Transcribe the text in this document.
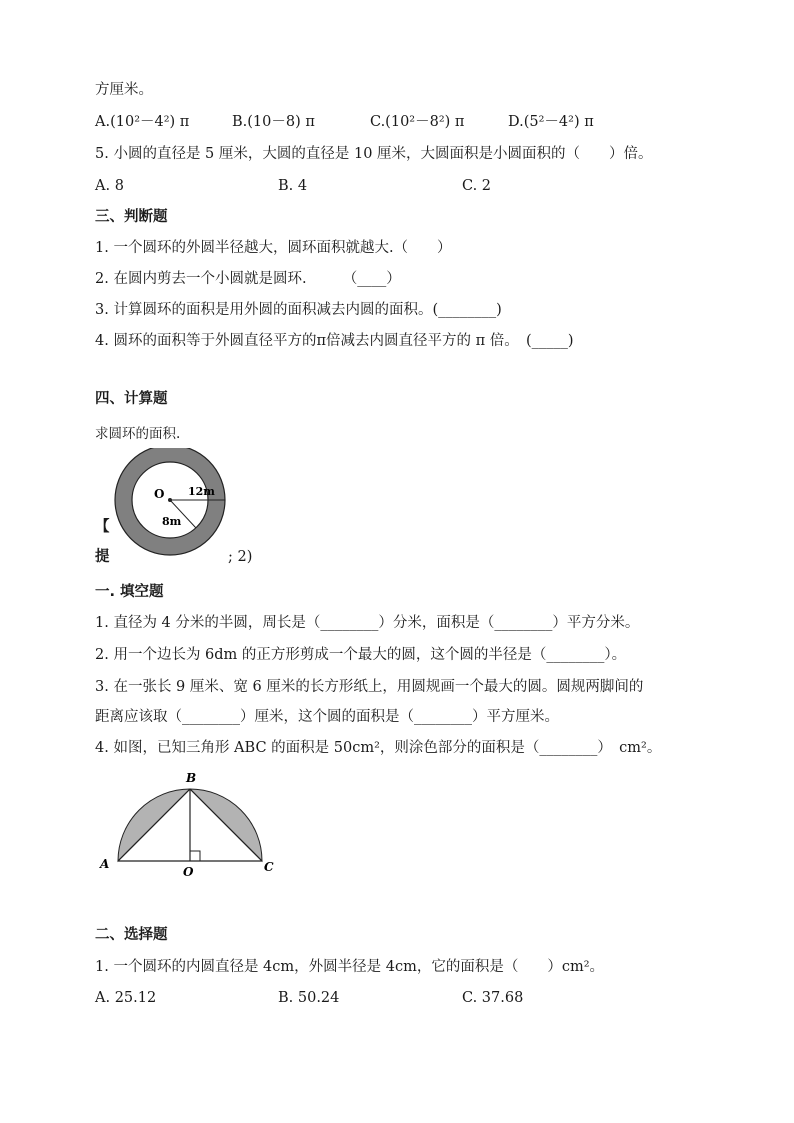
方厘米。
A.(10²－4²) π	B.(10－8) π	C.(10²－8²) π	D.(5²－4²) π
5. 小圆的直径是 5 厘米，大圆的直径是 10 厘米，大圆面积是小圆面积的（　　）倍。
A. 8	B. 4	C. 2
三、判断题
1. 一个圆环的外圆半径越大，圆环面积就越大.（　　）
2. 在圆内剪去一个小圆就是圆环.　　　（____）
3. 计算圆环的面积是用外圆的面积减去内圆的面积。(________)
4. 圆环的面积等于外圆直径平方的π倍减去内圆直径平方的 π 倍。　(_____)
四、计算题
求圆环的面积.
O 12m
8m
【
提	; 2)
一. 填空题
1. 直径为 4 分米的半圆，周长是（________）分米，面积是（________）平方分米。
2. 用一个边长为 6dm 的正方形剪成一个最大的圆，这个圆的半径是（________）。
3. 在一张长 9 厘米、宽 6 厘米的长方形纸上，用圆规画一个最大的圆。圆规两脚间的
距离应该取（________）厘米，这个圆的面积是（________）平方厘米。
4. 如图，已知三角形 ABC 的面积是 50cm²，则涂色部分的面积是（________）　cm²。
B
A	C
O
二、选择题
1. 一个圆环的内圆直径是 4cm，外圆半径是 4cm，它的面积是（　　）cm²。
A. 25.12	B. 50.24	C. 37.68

##############################

Aim of the exercise ->
Take the data above and repeat it exactly, leaving each picture out.

Result of the exercise ->
Transcribe the text in this document.
方厘米。
A.(10²－4²) π	B.(10－8) π	C.(10²－8²) π	D.(5²－4²) π
5. 小圆的直径是 5 厘米，大圆的直径是 10 厘米，大圆面积是小圆面积的（　　）倍。
A. 8	B. 4	C. 2
三、判断题
1. 一个圆环的外圆半径越大，圆环面积就越大.（　　）
2. 在圆内剪去一个小圆就是圆环.　　　（____）
3. 计算圆环的面积是用外圆的面积减去内圆的面积。(________)
4. 圆环的面积等于外圆直径平方的π倍减去内圆直径平方的 π 倍。　(_____)
四、计算题
求圆环的面积.
O 12m
8m
【
提	; 2)
一. 填空题
1. 直径为 4 分米的半圆，周长是（________）分米，面积是（________）平方分米。
2. 用一个边长为 6dm 的正方形剪成一个最大的圆，这个圆的半径是（________）。
3. 在一张长 9 厘米、宽 6 厘米的长方形纸上，用圆规画一个最大的圆。圆规两脚间的
距离应该取（________）厘米，这个圆的面积是（________）平方厘米。
4. 如图，已知三角形 ABC 的面积是 50cm²，则涂色部分的面积是（________）　cm²。
B
A	C
O
二、选择题
1. 一个圆环的内圆直径是 4cm，外圆半径是 4cm，它的面积是（　　）cm²。
A. 25.12	B. 50.24	C. 37.68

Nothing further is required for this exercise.